WHAT YOU SHOULD DO:
Quote every item below word for word, leaving out the pictures.

DATA SHOWN:
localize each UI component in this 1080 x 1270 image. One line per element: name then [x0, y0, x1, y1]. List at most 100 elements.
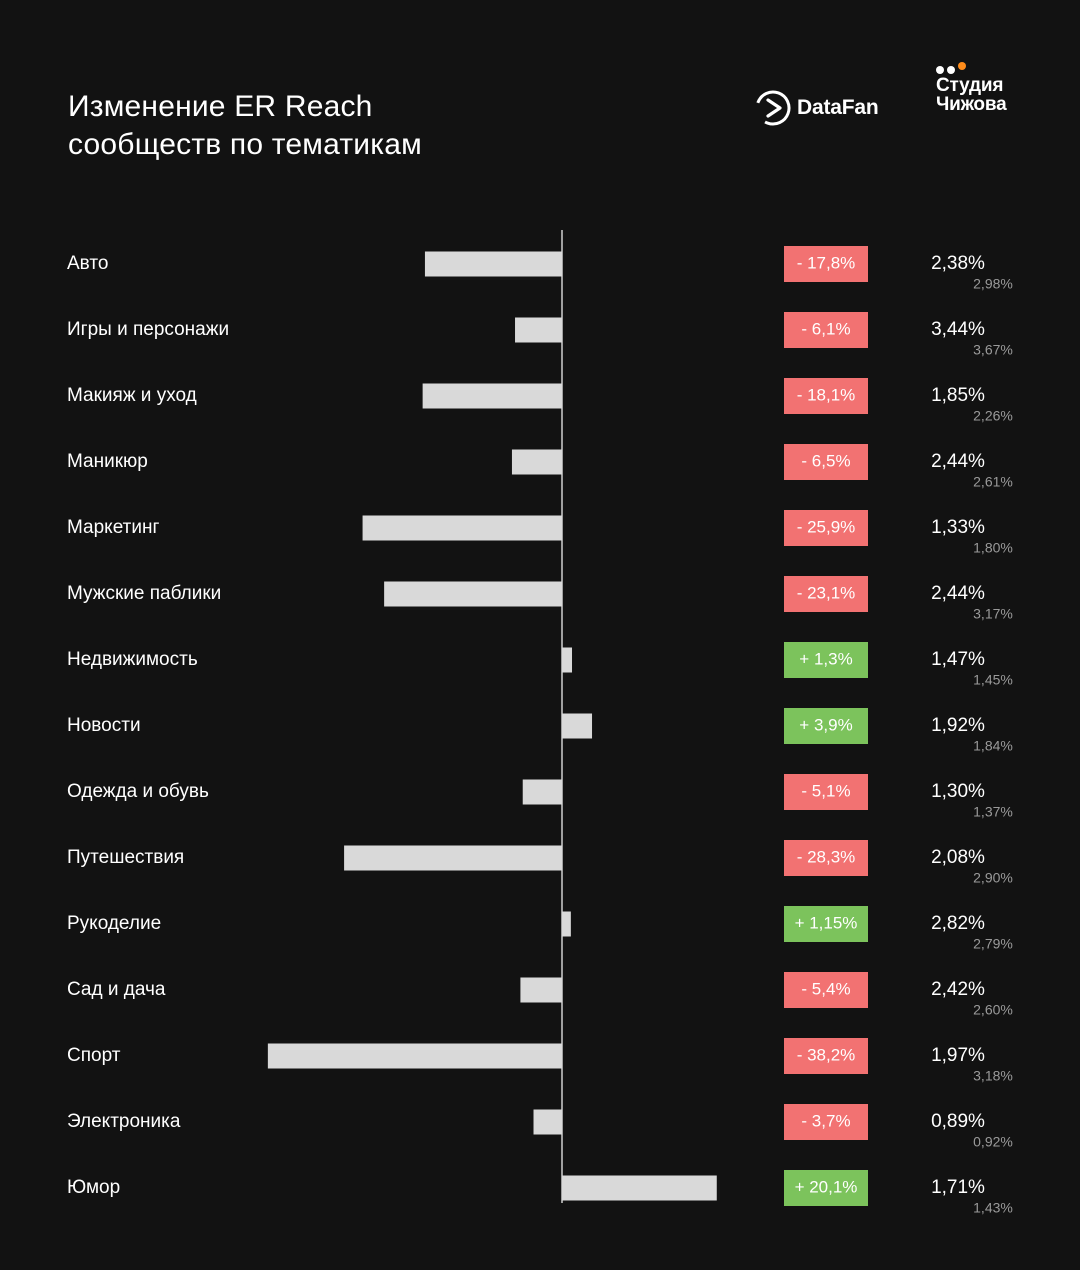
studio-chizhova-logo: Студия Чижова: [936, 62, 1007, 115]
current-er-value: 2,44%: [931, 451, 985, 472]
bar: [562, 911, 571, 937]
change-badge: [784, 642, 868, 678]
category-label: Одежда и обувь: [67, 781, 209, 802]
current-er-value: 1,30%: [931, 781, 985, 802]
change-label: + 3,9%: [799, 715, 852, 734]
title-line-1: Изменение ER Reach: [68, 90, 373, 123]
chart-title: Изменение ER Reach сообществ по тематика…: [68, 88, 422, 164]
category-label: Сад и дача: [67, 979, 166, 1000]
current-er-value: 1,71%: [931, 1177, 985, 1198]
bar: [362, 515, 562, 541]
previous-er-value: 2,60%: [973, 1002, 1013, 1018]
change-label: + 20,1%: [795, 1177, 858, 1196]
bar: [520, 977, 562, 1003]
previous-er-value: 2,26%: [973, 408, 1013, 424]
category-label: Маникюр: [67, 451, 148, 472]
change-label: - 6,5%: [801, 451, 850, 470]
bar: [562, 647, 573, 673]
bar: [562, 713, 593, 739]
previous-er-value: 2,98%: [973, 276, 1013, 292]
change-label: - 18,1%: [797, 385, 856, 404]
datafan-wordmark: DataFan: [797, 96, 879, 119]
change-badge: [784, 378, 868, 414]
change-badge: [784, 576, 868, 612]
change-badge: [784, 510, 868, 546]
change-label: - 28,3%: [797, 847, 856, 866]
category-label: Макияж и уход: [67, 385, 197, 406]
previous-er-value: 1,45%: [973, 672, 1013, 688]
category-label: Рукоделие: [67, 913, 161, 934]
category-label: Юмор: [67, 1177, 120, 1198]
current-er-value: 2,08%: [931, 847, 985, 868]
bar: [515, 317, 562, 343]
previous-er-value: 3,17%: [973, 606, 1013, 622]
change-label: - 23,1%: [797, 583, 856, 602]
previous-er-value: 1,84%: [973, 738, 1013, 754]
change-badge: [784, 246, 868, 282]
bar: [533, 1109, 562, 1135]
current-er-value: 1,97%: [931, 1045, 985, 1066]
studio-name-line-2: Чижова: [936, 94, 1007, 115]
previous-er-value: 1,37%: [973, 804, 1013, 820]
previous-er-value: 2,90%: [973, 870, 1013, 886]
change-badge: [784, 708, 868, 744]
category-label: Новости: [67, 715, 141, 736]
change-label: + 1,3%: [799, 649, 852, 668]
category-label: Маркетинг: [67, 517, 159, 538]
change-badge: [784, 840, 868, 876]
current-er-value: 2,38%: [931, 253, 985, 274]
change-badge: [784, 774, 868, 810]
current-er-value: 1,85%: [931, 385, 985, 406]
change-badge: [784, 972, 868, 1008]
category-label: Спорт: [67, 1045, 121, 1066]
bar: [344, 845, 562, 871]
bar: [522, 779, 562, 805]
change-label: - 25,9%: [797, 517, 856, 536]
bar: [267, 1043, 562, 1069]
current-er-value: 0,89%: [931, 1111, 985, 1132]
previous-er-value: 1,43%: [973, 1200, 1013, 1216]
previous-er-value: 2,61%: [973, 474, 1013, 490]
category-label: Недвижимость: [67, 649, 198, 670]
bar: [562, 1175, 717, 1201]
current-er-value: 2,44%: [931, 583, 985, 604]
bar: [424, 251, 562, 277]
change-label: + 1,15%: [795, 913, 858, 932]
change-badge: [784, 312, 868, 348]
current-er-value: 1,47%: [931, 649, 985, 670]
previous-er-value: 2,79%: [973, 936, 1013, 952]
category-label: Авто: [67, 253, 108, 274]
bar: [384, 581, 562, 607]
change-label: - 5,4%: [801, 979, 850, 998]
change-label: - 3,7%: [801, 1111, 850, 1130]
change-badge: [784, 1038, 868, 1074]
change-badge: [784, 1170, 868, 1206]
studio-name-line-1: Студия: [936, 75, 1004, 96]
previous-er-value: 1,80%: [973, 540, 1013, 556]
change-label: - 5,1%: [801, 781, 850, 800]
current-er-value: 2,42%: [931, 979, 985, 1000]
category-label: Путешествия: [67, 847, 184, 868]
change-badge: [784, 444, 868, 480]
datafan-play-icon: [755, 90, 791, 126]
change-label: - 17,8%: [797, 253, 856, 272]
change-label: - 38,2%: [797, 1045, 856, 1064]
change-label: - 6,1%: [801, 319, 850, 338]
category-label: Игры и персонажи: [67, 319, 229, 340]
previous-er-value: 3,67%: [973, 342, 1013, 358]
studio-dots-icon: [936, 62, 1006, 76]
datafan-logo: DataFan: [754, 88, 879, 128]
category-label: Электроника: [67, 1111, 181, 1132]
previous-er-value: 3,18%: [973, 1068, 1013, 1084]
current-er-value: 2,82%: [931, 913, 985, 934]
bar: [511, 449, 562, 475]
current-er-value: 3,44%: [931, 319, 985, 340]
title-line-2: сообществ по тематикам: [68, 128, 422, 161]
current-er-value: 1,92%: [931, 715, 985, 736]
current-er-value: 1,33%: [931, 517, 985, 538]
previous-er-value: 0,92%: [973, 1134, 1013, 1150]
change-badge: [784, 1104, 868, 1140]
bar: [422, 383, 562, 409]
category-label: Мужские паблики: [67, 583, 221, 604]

WRITTEN SOLUTION:
localize each UI component in this 1080 x 1270 image. One line per element: name then [x0, y0, x1, y1]. List at most 100 elements.
studio-chizhova-logo: Студия Чижова: [936, 62, 1007, 115]
current-er-value: 2,44%: [931, 451, 985, 472]
bar: [562, 911, 571, 937]
change-badge: [784, 642, 868, 678]
category-label: Одежда и обувь: [67, 781, 209, 802]
current-er-value: 1,30%: [931, 781, 985, 802]
change-label: + 3,9%: [799, 715, 852, 734]
title-line-1: Изменение ER Reach: [68, 90, 373, 123]
chart-title: Изменение ER Reach сообществ по тематика…: [68, 88, 422, 164]
category-label: Сад и дача: [67, 979, 166, 1000]
current-er-value: 1,71%: [931, 1177, 985, 1198]
bar: [362, 515, 562, 541]
previous-er-value: 2,60%: [973, 1002, 1013, 1018]
change-label: + 20,1%: [795, 1177, 858, 1196]
bar: [520, 977, 562, 1003]
previous-er-value: 2,26%: [973, 408, 1013, 424]
category-label: Маникюр: [67, 451, 148, 472]
change-label: - 6,5%: [801, 451, 850, 470]
bar: [562, 647, 573, 673]
bar: [562, 713, 593, 739]
previous-er-value: 2,98%: [973, 276, 1013, 292]
change-label: - 18,1%: [797, 385, 856, 404]
datafan-wordmark: DataFan: [797, 96, 879, 119]
change-badge: [784, 378, 868, 414]
change-badge: [784, 576, 868, 612]
change-badge: [784, 510, 868, 546]
change-label: - 28,3%: [797, 847, 856, 866]
category-label: Макияж и уход: [67, 385, 197, 406]
previous-er-value: 1,45%: [973, 672, 1013, 688]
category-label: Рукоделие: [67, 913, 161, 934]
category-label: Юмор: [67, 1177, 120, 1198]
current-er-value: 2,08%: [931, 847, 985, 868]
bar: [515, 317, 562, 343]
previous-er-value: 3,17%: [973, 606, 1013, 622]
change-label: - 23,1%: [797, 583, 856, 602]
previous-er-value: 1,84%: [973, 738, 1013, 754]
change-badge: [784, 246, 868, 282]
bar: [533, 1109, 562, 1135]
current-er-value: 1,97%: [931, 1045, 985, 1066]
studio-name-line-2: Чижова: [936, 94, 1007, 115]
previous-er-value: 1,37%: [973, 804, 1013, 820]
previous-er-value: 2,90%: [973, 870, 1013, 886]
change-badge: [784, 708, 868, 744]
category-label: Новости: [67, 715, 141, 736]
change-label: + 1,3%: [799, 649, 852, 668]
category-label: Маркетинг: [67, 517, 159, 538]
change-badge: [784, 840, 868, 876]
current-er-value: 2,38%: [931, 253, 985, 274]
change-badge: [784, 774, 868, 810]
current-er-value: 1,85%: [931, 385, 985, 406]
change-badge: [784, 972, 868, 1008]
category-label: Спорт: [67, 1045, 121, 1066]
bar: [344, 845, 562, 871]
bar: [522, 779, 562, 805]
change-label: - 25,9%: [797, 517, 856, 536]
bar: [267, 1043, 562, 1069]
current-er-value: 0,89%: [931, 1111, 985, 1132]
previous-er-value: 1,43%: [973, 1200, 1013, 1216]
previous-er-value: 2,61%: [973, 474, 1013, 490]
category-label: Недвижимость: [67, 649, 198, 670]
bar: [562, 1175, 717, 1201]
current-er-value: 2,44%: [931, 583, 985, 604]
bar: [424, 251, 562, 277]
change-label: + 1,15%: [795, 913, 858, 932]
change-badge: [784, 312, 868, 348]
current-er-value: 1,47%: [931, 649, 985, 670]
previous-er-value: 2,79%: [973, 936, 1013, 952]
category-label: Авто: [67, 253, 108, 274]
bar: [384, 581, 562, 607]
change-label: - 5,4%: [801, 979, 850, 998]
change-label: - 3,7%: [801, 1111, 850, 1130]
change-badge: [784, 1038, 868, 1074]
change-badge: [784, 1170, 868, 1206]
studio-name-line-1: Студия: [936, 75, 1004, 96]
previous-er-value: 1,80%: [973, 540, 1013, 556]
change-label: - 5,1%: [801, 781, 850, 800]
current-er-value: 2,42%: [931, 979, 985, 1000]
category-label: Путешествия: [67, 847, 184, 868]
change-badge: [784, 444, 868, 480]
datafan-play-icon: [755, 90, 791, 126]
change-label: - 17,8%: [797, 253, 856, 272]
change-label: - 38,2%: [797, 1045, 856, 1064]
change-label: - 6,1%: [801, 319, 850, 338]
category-label: Игры и персонажи: [67, 319, 229, 340]
previous-er-value: 3,67%: [973, 342, 1013, 358]
studio-dots-icon: [936, 62, 1006, 76]
datafan-logo: DataFan: [754, 88, 879, 128]
category-label: Электроника: [67, 1111, 181, 1132]
previous-er-value: 3,18%: [973, 1068, 1013, 1084]
current-er-value: 2,82%: [931, 913, 985, 934]
bar: [511, 449, 562, 475]
current-er-value: 3,44%: [931, 319, 985, 340]
title-line-2: сообществ по тематикам: [68, 128, 422, 161]
current-er-value: 1,92%: [931, 715, 985, 736]
current-er-value: 1,33%: [931, 517, 985, 538]
previous-er-value: 0,92%: [973, 1134, 1013, 1150]
change-badge: [784, 1104, 868, 1140]
bar: [422, 383, 562, 409]
category-label: Мужские паблики: [67, 583, 221, 604]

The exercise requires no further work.